Extracted data entries:
##############################
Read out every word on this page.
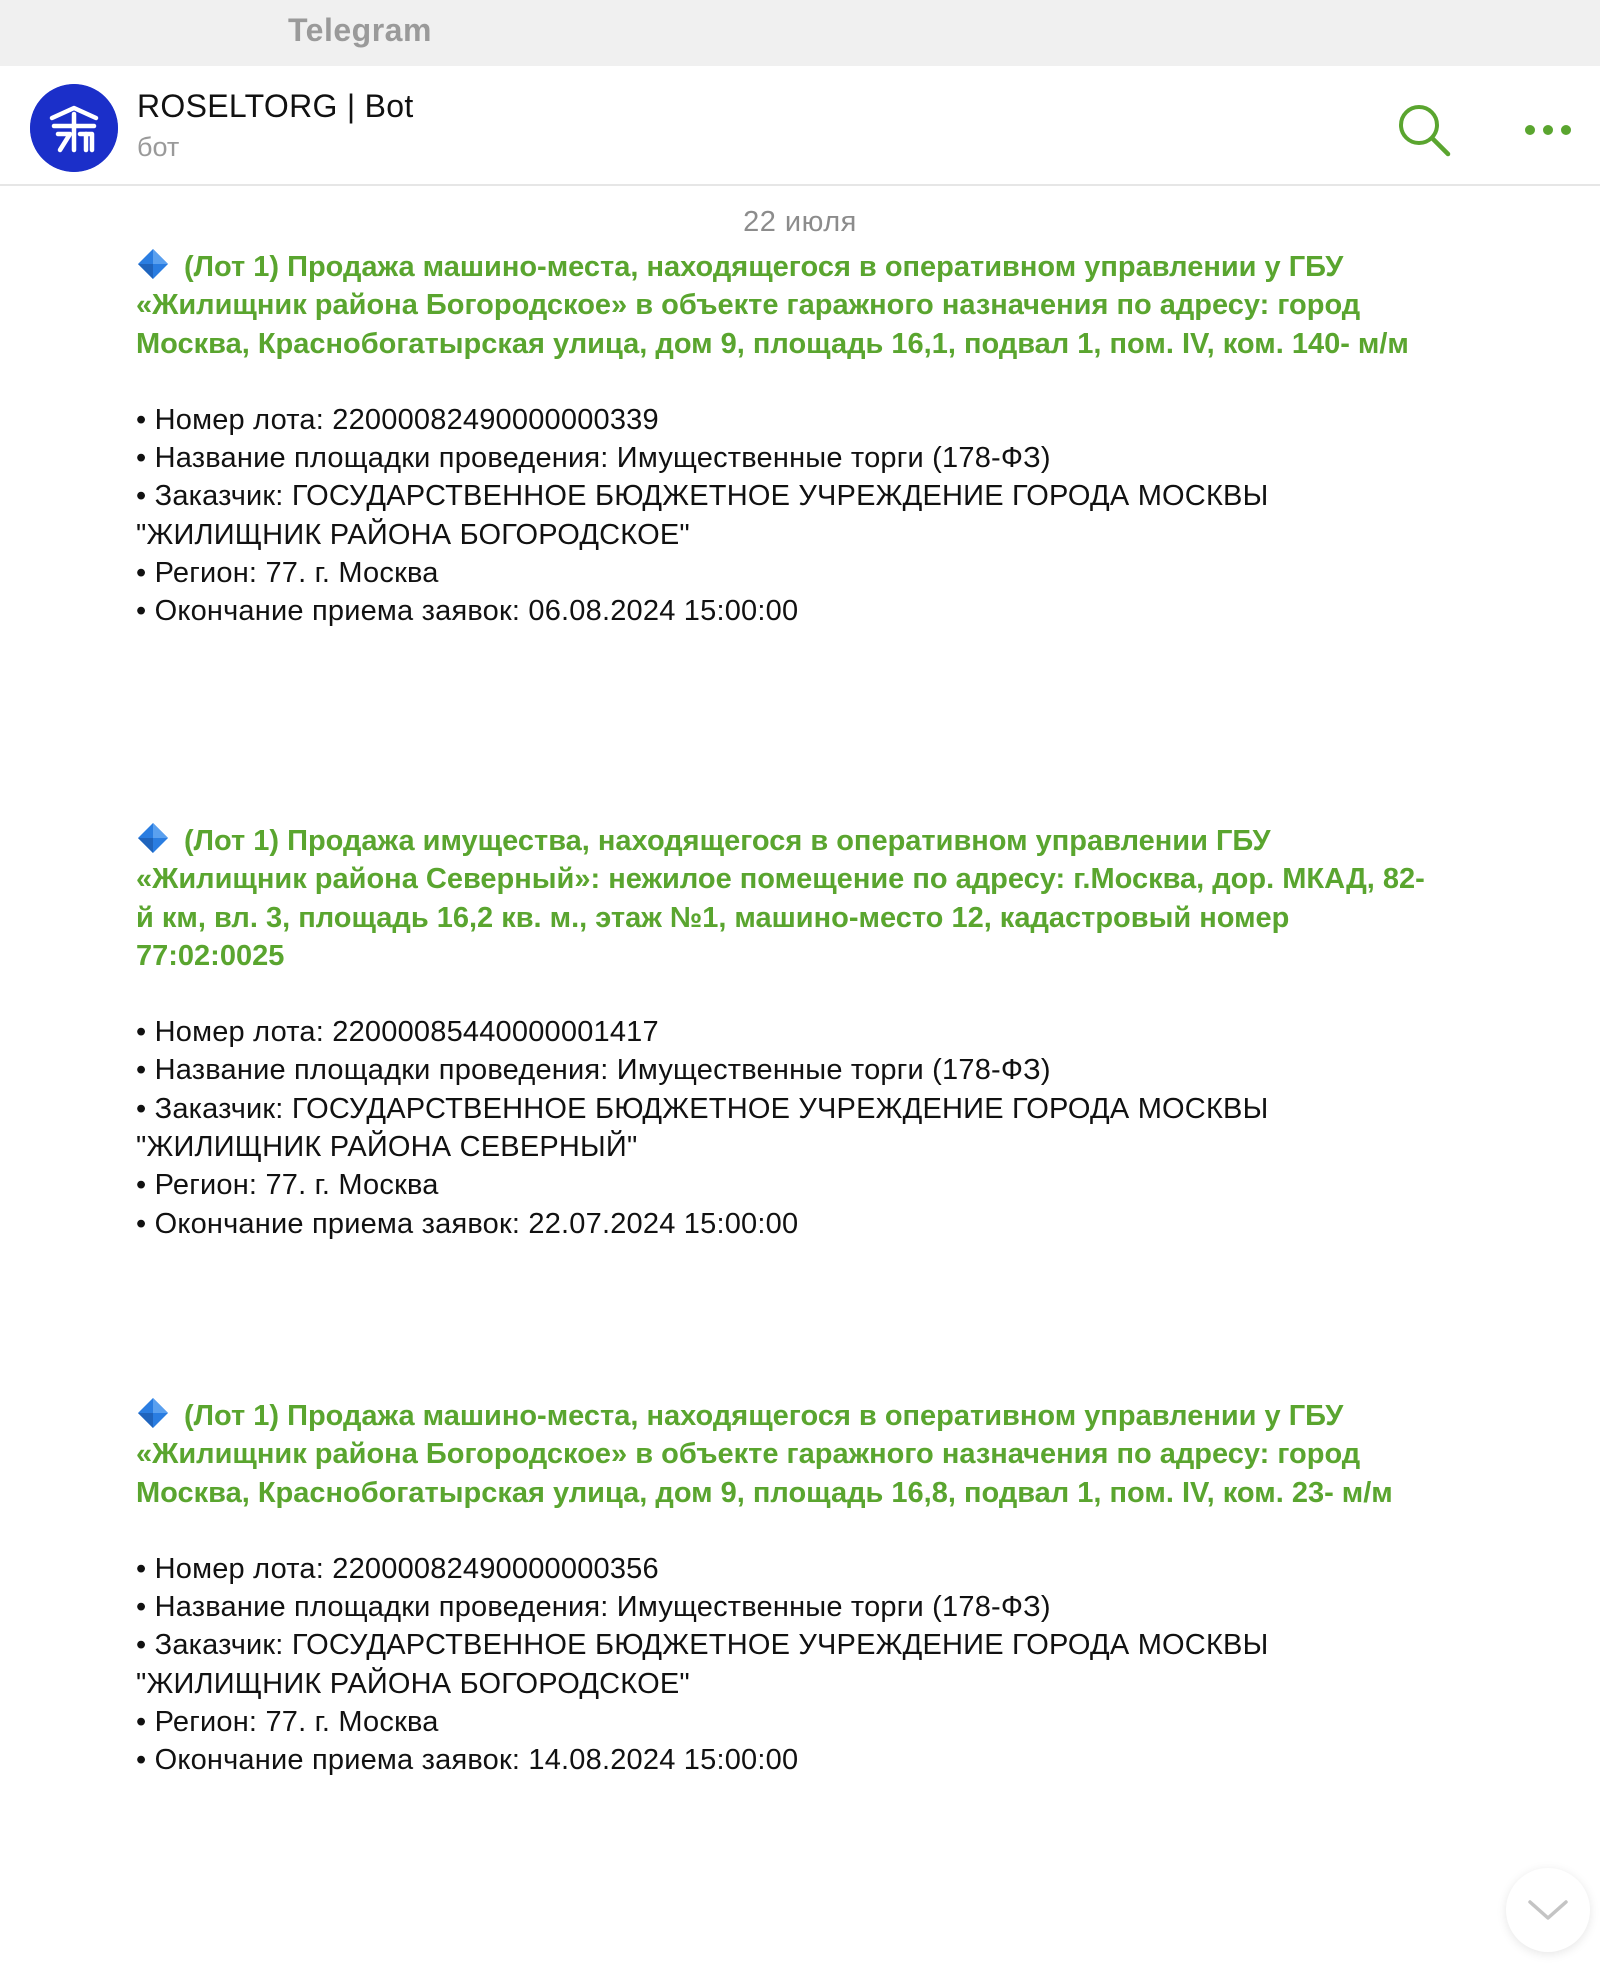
Telegram
ROSELTORG | Bot
бот
22 июля

(Лот 1) Продажа машино-места, находящегося в оперативном управлении у ГБУ «Жилищник района Богородское» в объекте гаражного назначения по адресу: город Москва, Краснобогатырская улица, дом 9, площадь 16,1, подвал 1, пом. IV, ком. 140- м/м

• Номер лота: 22000082490000000339
• Название площадки проведения: Имущественные торги (178-ФЗ)
• Заказчик: ГОСУДАРСТВЕННОЕ БЮДЖЕТНОЕ УЧРЕЖДЕНИЕ ГОРОДА МОСКВЫ "ЖИЛИЩНИК РАЙОНА БОГОРОДСКОЕ"
• Регион: 77. г. Москва
• Окончание приема заявок: 06.08.2024 15:00:00

(Лот 1) Продажа имущества, находящегося в оперативном управлении ГБУ «Жилищник района Северный»: нежилое помещение по адресу: г.Москва, дор. МКАД, 82-й км, вл. 3, площадь 16,2 кв. м., этаж №1, машино-место 12, кадастровый номер 77:02:0025

• Номер лота: 22000085440000001417
• Название площадки проведения: Имущественные торги (178-ФЗ)
• Заказчик: ГОСУДАРСТВЕННОЕ БЮДЖЕТНОЕ УЧРЕЖДЕНИЕ ГОРОДА МОСКВЫ "ЖИЛИЩНИК РАЙОНА СЕВЕРНЫЙ"
• Регион: 77. г. Москва
• Окончание приема заявок: 22.07.2024 15:00:00

(Лот 1) Продажа машино-места, находящегося в оперативном управлении у ГБУ «Жилищник района Богородское» в объекте гаражного назначения по адресу: город Москва, Краснобогатырская улица, дом 9, площадь 16,8, подвал 1, пом. IV, ком. 23- м/м

• Номер лота: 22000082490000000356
• Название площадки проведения: Имущественные торги (178-ФЗ)
• Заказчик: ГОСУДАРСТВЕННОЕ БЮДЖЕТНОЕ УЧРЕЖДЕНИЕ ГОРОДА МОСКВЫ "ЖИЛИЩНИК РАЙОНА БОГОРОДСКОЕ"
• Регион: 77. г. Москва
• Окончание приема заявок: 14.08.2024 15:00:00
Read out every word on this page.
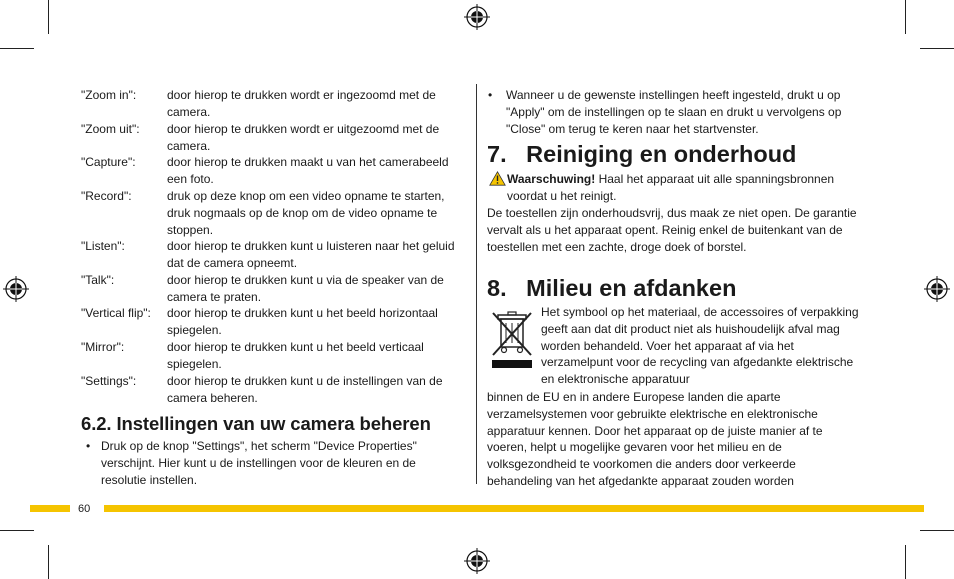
"Zoom in":	door hierop te drukken wordt er ingezoomd met de camera.
"Zoom uit":	door hierop te drukken wordt er uitgezoomd met de camera.
"Capture":	door hierop te drukken maakt u van het camerabeeld een foto.
"Record":	druk op deze knop om een video opname te starten, druk nogmaals op de knop om de video opname te stoppen.
"Listen":	door hierop te drukken kunt u luisteren naar het geluid dat de camera opneemt.
"Talk":	door hierop te drukken kunt u via de speaker van de camera te praten.
"Vertical flip":	door hierop te drukken kunt u het beeld horizontaal spiegelen.
"Mirror":	door hierop te drukken kunt u het beeld verticaal spiegelen.
"Settings":	door hierop te drukken kunt u de instellingen van de camera beheren.
6.2. Instellingen van uw camera beheren
• Druk op de knop "Settings", het scherm "Device Properties" verschijnt. Hier kunt u de instellingen voor de kleuren en de resolutie instellen.
• Wanneer u de gewenste instellingen heeft ingesteld, drukt u op "Apply" om de instellingen op te slaan en drukt u vervolgens op "Close" om terug te keren naar het startvenster.
7.   Reiniging en onderhoud
Waarschuwing! Haal het apparaat uit alle spanningsbronnen voordat u het reinigt.
De toestellen zijn onderhoudsvrij, dus maak ze niet open. De garantie vervalt als u het apparaat opent. Reinig enkel de buitenkant van de toestellen met een zachte, droge doek of borstel.
8.   Milieu en afdanken
Het symbool op het materiaal, de accessoires of verpakking geeft aan dat dit product niet als huishoudelijk afval mag worden behandeld. Voer het apparaat af via het verzamelpunt voor de recycling van afgedankte elektrische en elektronische apparatuur
binnen de EU en in andere Europese landen die aparte verzamelsystemen voor gebruikte elektrische en elektronische apparatuur kennen. Door het apparaat op de juiste manier af te voeren, helpt u mogelijke gevaren voor het milieu en de volksgezondheid te voorkomen die anders door verkeerde behandeling van het afgedankte apparaat zouden worden
60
##############################
What you need to do » Write the material out again exactly as it appears, dropping the pictures.

Correct result »
Read out every word on this page.
Telegram
ROSELTORG | Bot
бот
22 июля

(Лот 1) Продажа машино-места, находящегося в оперативном управлении у ГБУ «Жилищник района Богородское» в объекте гаражного назначения по адресу: город Москва, Краснобогатырская улица, дом 9, площадь 16,1, подвал 1, пом. IV, ком. 140- м/м

• Номер лота: 22000082490000000339
• Название площадки проведения: Имущественные торги (178-ФЗ)
• Заказчик: ГОСУДАРСТВЕННОЕ БЮДЖЕТНОЕ УЧРЕЖДЕНИЕ ГОРОДА МОСКВЫ "ЖИЛИЩНИК РАЙОНА БОГОРОДСКОЕ"
• Регион: 77. г. Москва
• Окончание приема заявок: 06.08.2024 15:00:00

(Лот 1) Продажа имущества, находящегося в оперативном управлении ГБУ «Жилищник района Северный»: нежилое помещение по адресу: г.Москва, дор. МКАД, 82-й км, вл. 3, площадь 16,2 кв. м., этаж №1, машино-место 12, кадастровый номер 77:02:0025

• Номер лота: 22000085440000001417
• Название площадки проведения: Имущественные торги (178-ФЗ)
• Заказчик: ГОСУДАРСТВЕННОЕ БЮДЖЕТНОЕ УЧРЕЖДЕНИЕ ГОРОДА МОСКВЫ "ЖИЛИЩНИК РАЙОНА СЕВЕРНЫЙ"
• Регион: 77. г. Москва
• Окончание приема заявок: 22.07.2024 15:00:00

(Лот 1) Продажа машино-места, находящегося в оперативном управлении у ГБУ «Жилищник района Богородское» в объекте гаражного назначения по адресу: город Москва, Краснобогатырская улица, дом 9, площадь 16,8, подвал 1, пом. IV, ком. 23- м/м

• Номер лота: 22000082490000000356
• Название площадки проведения: Имущественные торги (178-ФЗ)
• Заказчик: ГОСУДАРСТВЕННОЕ БЮДЖЕТНОЕ УЧРЕЖДЕНИЕ ГОРОДА МОСКВЫ "ЖИЛИЩНИК РАЙОНА БОГОРОДСКОЕ"
• Регион: 77. г. Москва
• Окончание приема заявок: 14.08.2024 15:00:00
Read out every word on this page.
"Zoom in":	door hierop te drukken wordt er ingezoomd met de camera.
"Zoom uit":	door hierop te drukken wordt er uitgezoomd met de camera.
"Capture":	door hierop te drukken maakt u van het camerabeeld een foto.
"Record":	druk op deze knop om een video opname te starten, druk nogmaals op de knop om de video opname te stoppen.
"Listen":	door hierop te drukken kunt u luisteren naar het geluid dat de camera opneemt.
"Talk":	door hierop te drukken kunt u via de speaker van de camera te praten.
"Vertical flip":	door hierop te drukken kunt u het beeld horizontaal spiegelen.
"Mirror":	door hierop te drukken kunt u het beeld verticaal spiegelen.
"Settings":	door hierop te drukken kunt u de instellingen van de camera beheren.
6.2. Instellingen van uw camera beheren
• Druk op de knop "Settings", het scherm "Device Properties" verschijnt. Hier kunt u de instellingen voor de kleuren en de resolutie instellen.
• Wanneer u de gewenste instellingen heeft ingesteld, drukt u op "Apply" om de instellingen op te slaan en drukt u vervolgens op "Close" om terug te keren naar het startvenster.
7.   Reiniging en onderhoud
Waarschuwing! Haal het apparaat uit alle spanningsbronnen voordat u het reinigt.
De toestellen zijn onderhoudsvrij, dus maak ze niet open. De garantie vervalt als u het apparaat opent. Reinig enkel de buitenkant van de toestellen met een zachte, droge doek of borstel.
8.   Milieu en afdanken
Het symbool op het materiaal, de accessoires of verpakking geeft aan dat dit product niet als huishoudelijk afval mag worden behandeld. Voer het apparaat af via het verzamelpunt voor de recycling van afgedankte elektrische en elektronische apparatuur
binnen de EU en in andere Europese landen die aparte verzamelsystemen voor gebruikte elektrische en elektronische apparatuur kennen. Door het apparaat op de juiste manier af te voeren, helpt u mogelijke gevaren voor het milieu en de volksgezondheid te voorkomen die anders door verkeerde behandeling van het afgedankte apparaat zouden worden
60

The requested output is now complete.